● STATED GOAL
Note each line where "estimation" appears, and copy it.

[Figure data in JSON]
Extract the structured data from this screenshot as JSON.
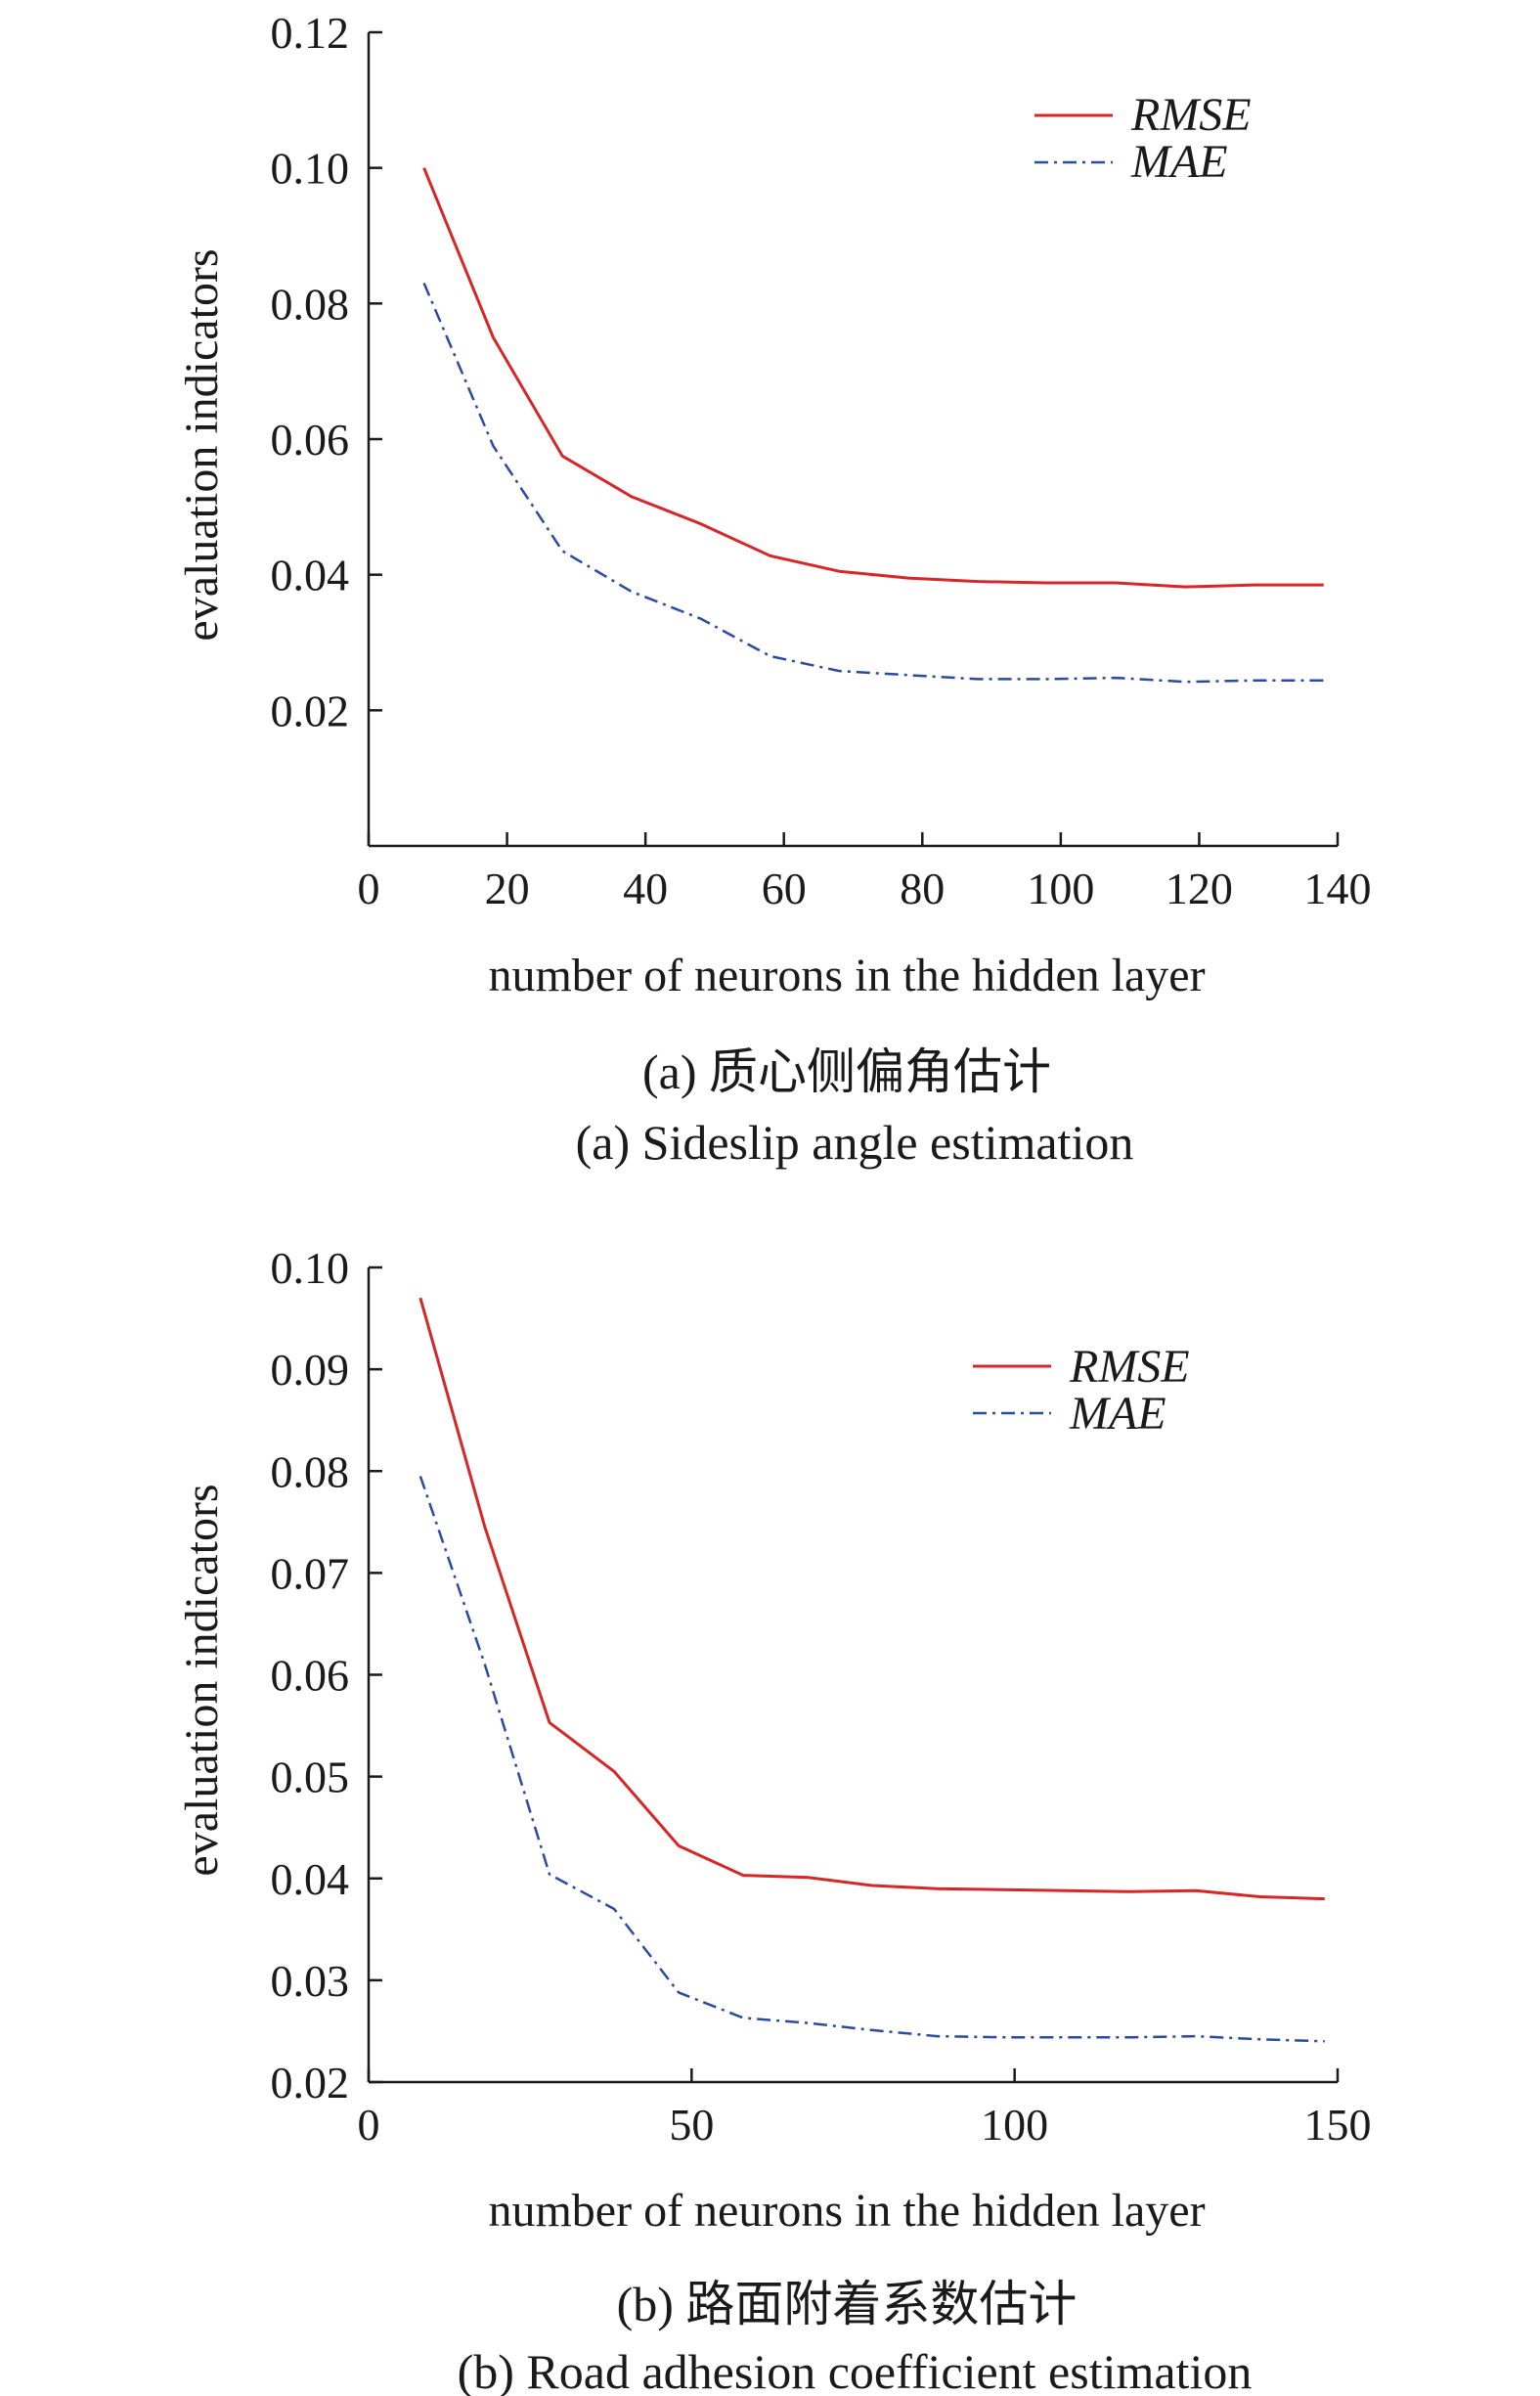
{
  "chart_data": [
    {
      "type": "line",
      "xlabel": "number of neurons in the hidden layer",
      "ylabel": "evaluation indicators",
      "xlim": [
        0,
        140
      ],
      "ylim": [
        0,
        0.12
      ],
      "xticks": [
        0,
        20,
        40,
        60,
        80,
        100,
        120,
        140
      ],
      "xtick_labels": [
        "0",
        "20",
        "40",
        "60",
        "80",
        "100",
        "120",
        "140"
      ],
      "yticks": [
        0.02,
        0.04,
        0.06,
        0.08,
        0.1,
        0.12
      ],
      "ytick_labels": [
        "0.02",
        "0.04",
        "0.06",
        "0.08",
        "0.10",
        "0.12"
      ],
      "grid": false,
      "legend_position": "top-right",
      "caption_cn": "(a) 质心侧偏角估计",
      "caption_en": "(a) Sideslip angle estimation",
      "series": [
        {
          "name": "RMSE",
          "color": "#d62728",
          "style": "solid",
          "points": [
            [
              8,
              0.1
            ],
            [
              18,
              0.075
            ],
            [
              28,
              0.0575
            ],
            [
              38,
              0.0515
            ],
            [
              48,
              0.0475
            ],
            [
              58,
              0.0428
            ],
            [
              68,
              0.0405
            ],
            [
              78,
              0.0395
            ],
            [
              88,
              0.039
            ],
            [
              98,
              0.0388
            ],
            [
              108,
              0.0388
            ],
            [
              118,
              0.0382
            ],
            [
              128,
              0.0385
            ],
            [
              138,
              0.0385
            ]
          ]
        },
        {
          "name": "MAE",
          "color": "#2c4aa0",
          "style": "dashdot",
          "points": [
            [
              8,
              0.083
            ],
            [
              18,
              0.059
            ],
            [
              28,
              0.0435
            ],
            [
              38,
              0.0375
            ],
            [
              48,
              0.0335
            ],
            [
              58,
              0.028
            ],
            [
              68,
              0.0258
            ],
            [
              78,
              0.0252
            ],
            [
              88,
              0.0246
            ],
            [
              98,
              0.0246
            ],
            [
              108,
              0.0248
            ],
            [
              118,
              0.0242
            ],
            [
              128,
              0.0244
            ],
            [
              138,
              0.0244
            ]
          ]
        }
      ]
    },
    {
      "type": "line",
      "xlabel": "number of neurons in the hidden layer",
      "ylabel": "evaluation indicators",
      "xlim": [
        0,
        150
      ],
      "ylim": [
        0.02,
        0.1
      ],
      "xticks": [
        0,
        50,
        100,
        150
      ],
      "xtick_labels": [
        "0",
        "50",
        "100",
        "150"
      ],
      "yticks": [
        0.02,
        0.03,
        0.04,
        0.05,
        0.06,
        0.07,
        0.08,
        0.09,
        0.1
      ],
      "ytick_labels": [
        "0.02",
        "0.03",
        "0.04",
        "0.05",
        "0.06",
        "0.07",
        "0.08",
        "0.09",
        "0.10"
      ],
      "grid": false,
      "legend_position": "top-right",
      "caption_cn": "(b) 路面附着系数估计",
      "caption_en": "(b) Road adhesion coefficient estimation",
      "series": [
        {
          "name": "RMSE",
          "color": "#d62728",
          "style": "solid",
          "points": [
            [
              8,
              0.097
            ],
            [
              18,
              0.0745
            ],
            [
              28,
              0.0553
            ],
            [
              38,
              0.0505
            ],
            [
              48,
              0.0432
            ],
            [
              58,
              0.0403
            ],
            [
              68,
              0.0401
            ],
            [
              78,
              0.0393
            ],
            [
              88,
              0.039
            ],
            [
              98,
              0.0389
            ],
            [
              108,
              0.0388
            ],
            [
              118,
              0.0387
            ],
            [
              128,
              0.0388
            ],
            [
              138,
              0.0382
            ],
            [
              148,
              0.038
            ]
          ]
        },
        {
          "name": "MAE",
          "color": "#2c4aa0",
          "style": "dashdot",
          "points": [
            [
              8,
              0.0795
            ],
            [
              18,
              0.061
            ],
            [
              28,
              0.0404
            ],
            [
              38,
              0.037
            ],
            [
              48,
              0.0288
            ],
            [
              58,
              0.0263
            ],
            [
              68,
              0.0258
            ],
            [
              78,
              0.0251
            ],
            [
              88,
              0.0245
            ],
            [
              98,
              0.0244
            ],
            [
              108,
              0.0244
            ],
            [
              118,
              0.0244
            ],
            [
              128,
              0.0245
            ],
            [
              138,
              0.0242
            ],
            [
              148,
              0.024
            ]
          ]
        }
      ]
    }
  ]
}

==

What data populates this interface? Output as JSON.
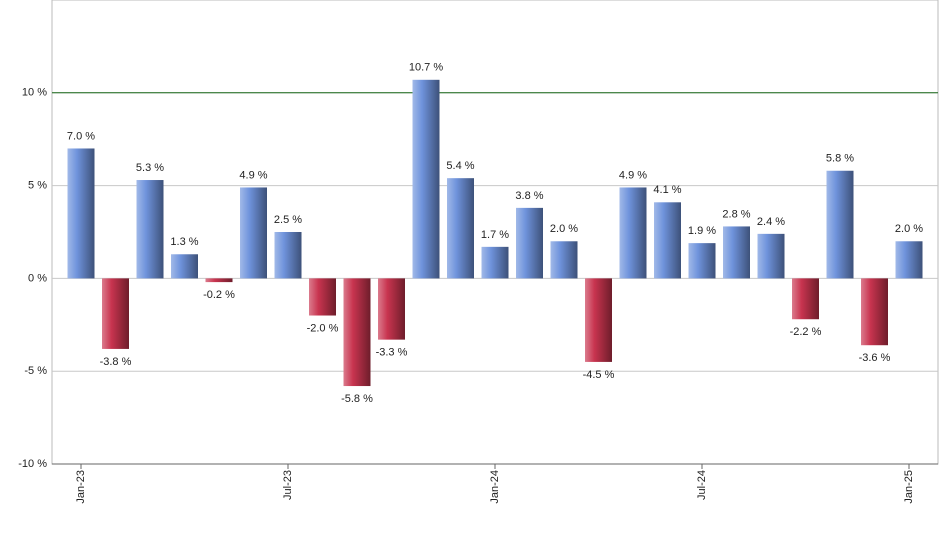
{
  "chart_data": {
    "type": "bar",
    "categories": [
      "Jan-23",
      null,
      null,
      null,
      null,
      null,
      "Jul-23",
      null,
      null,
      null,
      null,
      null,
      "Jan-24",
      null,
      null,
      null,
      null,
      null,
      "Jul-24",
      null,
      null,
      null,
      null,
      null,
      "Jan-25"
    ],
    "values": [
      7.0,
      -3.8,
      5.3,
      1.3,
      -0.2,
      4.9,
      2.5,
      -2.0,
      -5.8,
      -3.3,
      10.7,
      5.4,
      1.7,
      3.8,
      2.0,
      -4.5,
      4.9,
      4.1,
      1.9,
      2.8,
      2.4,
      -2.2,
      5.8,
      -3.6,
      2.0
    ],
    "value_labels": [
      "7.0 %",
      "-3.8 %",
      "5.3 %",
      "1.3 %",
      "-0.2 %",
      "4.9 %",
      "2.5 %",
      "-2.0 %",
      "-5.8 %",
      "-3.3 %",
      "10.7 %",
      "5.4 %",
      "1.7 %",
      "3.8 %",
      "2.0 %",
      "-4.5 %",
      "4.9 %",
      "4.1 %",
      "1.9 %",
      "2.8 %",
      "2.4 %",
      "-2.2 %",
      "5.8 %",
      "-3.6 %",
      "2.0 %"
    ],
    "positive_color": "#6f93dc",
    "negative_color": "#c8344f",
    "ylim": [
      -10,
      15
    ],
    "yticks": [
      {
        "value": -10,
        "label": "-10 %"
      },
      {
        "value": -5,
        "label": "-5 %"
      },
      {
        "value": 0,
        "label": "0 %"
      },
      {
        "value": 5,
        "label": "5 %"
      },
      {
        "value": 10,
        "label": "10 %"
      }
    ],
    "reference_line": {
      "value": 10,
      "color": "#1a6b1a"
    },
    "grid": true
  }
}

● TASK ANSWER
      "caption_en": "(a) Sideslip angle estimation",
      "caption_en": "(b) Road adhesion coefficient estimation",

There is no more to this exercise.